**SHORT EXERCISE:** Lines containing the word "values" are the ones to copy from the records below.

**ENTRIES SUPPLIED:**
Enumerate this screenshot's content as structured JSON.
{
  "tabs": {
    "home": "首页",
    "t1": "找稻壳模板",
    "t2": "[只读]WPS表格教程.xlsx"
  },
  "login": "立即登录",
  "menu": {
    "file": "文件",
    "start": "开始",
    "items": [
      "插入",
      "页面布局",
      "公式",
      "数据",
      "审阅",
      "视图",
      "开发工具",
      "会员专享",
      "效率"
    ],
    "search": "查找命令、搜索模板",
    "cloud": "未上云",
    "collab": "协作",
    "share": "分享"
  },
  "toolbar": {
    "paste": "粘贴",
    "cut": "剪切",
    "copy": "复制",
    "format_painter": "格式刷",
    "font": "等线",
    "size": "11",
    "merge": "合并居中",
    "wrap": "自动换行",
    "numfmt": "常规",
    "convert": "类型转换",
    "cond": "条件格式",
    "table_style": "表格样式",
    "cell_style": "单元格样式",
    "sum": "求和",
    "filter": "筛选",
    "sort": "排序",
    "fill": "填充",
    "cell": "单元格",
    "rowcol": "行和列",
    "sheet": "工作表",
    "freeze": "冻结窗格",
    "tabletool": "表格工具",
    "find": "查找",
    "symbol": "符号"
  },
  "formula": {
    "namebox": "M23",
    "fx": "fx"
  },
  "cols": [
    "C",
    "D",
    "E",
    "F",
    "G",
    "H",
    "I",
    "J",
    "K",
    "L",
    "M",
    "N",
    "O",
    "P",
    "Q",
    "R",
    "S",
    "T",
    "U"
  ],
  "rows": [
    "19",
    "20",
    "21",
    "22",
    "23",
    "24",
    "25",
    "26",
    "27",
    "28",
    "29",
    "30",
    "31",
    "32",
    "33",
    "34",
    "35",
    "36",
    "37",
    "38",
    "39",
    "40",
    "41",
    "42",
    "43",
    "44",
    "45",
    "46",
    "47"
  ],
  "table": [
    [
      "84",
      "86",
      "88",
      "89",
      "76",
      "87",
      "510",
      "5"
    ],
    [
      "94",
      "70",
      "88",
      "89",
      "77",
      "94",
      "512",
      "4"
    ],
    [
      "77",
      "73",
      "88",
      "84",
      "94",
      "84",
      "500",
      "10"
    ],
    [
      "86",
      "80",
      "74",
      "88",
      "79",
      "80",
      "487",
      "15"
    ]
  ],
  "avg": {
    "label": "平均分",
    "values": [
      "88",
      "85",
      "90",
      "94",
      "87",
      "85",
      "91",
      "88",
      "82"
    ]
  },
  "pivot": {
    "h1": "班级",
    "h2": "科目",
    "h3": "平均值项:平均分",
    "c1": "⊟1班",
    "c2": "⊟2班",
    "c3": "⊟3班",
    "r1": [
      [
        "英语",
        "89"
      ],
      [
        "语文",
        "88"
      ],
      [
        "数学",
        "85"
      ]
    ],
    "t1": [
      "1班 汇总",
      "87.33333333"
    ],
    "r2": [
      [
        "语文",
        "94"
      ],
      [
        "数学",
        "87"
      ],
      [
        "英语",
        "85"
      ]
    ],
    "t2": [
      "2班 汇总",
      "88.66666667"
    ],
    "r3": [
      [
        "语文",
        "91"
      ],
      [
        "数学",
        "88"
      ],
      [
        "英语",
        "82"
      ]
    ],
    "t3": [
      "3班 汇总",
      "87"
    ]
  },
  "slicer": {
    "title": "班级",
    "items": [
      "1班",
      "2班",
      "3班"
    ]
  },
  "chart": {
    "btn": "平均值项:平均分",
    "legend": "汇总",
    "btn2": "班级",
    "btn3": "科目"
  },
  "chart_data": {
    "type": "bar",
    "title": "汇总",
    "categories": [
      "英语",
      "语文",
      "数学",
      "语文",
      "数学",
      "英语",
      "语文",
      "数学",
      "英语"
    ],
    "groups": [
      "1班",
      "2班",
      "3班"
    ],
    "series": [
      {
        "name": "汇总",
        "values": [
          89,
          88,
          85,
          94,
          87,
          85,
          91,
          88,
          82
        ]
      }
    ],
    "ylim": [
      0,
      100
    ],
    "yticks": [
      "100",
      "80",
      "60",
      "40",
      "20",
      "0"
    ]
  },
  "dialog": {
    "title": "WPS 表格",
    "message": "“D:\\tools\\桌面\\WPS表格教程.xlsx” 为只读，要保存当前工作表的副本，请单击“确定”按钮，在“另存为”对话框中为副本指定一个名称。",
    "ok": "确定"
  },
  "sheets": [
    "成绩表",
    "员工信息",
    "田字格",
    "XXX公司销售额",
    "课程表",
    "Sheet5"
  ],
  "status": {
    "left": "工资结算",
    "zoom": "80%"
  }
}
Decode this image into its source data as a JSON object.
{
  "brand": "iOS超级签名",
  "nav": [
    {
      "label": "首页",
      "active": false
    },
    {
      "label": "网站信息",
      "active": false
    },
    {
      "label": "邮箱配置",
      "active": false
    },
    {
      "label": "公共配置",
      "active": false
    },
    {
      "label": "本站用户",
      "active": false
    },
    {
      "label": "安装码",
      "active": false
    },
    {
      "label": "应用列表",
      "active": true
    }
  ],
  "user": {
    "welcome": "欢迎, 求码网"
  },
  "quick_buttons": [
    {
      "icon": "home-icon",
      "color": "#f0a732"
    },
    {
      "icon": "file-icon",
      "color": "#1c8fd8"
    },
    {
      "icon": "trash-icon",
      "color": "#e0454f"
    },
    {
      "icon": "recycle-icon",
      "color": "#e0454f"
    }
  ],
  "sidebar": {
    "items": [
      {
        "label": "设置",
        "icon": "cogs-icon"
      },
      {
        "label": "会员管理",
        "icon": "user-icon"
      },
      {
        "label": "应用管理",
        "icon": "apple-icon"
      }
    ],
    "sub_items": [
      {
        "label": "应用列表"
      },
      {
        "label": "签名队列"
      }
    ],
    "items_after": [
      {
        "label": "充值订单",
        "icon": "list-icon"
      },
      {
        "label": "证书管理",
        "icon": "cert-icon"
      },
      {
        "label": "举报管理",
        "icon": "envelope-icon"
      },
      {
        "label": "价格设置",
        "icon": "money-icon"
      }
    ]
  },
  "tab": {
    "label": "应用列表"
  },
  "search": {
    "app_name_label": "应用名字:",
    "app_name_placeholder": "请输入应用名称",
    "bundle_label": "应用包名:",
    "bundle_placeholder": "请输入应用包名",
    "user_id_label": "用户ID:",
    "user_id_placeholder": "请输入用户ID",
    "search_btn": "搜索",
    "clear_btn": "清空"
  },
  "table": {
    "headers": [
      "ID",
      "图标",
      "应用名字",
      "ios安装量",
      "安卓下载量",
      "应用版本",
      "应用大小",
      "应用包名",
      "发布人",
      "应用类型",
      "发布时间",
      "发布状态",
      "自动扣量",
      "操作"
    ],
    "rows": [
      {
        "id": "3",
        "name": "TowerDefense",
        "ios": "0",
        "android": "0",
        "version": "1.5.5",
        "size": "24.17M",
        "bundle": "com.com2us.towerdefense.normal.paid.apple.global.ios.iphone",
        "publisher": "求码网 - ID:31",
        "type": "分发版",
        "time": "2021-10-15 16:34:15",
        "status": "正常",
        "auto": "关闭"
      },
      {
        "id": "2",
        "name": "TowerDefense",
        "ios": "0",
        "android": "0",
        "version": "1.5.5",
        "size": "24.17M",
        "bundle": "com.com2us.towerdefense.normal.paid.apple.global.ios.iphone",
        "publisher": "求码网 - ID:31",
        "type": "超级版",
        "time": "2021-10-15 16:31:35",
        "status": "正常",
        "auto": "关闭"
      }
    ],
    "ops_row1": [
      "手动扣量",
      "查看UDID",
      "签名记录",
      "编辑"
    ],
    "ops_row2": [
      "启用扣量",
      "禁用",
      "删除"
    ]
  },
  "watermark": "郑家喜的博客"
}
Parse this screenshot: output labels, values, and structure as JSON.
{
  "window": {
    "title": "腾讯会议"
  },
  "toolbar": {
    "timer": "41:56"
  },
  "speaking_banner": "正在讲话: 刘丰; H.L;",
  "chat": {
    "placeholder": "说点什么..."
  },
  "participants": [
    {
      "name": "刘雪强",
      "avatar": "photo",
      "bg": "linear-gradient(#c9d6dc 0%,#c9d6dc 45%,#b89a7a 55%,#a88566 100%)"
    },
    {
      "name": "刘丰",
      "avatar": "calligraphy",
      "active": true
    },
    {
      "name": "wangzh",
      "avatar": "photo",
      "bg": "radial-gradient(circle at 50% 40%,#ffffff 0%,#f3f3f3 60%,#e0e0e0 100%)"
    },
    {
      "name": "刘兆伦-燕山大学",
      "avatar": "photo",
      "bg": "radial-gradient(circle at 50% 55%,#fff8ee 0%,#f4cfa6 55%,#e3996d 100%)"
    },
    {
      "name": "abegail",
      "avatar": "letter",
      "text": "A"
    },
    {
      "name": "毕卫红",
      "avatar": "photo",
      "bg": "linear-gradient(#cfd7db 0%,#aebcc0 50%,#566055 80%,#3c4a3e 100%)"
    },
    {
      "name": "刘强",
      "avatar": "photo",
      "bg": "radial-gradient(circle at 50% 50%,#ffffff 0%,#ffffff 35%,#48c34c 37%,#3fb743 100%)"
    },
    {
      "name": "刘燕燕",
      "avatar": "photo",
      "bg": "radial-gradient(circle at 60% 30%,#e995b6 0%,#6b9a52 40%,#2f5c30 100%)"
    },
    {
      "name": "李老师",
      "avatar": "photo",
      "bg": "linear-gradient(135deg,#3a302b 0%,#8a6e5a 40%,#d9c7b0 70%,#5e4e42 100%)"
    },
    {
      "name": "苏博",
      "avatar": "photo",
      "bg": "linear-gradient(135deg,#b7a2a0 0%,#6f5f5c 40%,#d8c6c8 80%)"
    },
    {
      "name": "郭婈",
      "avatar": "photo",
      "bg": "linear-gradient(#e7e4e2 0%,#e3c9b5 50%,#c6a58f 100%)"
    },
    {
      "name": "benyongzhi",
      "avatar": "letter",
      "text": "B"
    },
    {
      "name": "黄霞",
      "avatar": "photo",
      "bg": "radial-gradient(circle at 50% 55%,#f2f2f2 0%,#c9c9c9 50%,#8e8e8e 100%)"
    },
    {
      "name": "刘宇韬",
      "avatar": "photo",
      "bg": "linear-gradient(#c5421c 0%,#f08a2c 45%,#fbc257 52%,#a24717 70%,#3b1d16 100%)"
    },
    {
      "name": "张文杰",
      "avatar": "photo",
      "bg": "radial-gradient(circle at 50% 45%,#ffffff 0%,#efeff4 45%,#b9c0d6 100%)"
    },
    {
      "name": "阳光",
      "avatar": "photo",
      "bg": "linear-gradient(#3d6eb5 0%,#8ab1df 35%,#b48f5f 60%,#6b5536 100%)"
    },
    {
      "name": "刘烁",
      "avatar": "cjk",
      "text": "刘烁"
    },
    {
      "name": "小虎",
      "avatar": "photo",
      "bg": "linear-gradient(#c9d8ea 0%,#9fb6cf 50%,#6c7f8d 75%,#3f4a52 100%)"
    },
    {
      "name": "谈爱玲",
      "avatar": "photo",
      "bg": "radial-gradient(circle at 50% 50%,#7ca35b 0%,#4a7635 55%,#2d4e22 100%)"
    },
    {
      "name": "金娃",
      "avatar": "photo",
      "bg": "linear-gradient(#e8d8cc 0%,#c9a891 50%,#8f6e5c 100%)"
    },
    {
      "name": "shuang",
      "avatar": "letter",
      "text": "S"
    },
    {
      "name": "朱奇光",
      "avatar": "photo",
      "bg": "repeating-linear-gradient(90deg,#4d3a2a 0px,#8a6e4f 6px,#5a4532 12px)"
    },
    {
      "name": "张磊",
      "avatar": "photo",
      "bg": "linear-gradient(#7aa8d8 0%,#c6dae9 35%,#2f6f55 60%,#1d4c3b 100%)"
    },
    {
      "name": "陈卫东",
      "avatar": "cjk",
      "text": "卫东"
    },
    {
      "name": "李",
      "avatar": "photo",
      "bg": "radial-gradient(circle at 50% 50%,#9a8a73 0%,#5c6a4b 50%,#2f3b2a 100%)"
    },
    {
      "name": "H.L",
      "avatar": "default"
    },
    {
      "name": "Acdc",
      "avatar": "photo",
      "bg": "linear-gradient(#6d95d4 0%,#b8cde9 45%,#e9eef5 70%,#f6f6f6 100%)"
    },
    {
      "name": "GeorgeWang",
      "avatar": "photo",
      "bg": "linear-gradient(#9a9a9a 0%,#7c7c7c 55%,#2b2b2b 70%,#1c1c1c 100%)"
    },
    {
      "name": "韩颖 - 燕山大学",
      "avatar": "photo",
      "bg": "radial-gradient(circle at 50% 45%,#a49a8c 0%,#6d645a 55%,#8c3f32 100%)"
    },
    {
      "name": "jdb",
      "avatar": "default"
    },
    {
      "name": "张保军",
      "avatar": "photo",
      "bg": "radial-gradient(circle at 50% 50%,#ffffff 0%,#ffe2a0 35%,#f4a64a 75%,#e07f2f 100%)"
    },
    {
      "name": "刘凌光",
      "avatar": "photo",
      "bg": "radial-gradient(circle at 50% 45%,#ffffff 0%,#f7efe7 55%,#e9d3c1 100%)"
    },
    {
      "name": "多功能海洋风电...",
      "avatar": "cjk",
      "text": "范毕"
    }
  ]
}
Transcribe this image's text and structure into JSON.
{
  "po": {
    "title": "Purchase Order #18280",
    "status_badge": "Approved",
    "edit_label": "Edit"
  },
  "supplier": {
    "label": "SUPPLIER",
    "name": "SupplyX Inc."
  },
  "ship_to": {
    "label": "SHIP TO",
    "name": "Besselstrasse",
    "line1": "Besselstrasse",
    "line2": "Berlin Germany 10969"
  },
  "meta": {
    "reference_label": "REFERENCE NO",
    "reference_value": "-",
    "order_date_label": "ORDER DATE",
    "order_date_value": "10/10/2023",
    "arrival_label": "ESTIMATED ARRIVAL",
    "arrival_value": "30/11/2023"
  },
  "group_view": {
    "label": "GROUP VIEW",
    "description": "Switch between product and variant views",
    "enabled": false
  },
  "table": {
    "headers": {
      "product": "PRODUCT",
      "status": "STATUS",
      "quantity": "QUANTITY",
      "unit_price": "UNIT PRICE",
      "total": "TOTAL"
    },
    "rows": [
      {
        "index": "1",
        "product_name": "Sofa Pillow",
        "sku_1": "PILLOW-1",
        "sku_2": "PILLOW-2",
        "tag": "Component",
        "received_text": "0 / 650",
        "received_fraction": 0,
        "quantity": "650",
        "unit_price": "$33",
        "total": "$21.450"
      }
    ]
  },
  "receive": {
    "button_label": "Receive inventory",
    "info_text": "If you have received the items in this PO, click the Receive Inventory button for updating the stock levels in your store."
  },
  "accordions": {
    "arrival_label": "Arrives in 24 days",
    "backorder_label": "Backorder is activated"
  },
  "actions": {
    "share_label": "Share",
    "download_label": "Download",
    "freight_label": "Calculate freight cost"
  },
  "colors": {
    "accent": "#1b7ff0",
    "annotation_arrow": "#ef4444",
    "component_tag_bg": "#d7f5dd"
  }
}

**CORRECT ANSWER:**
    "values": [
        "values": [
Parse this screenshot: output labels, values, and structure as JSON.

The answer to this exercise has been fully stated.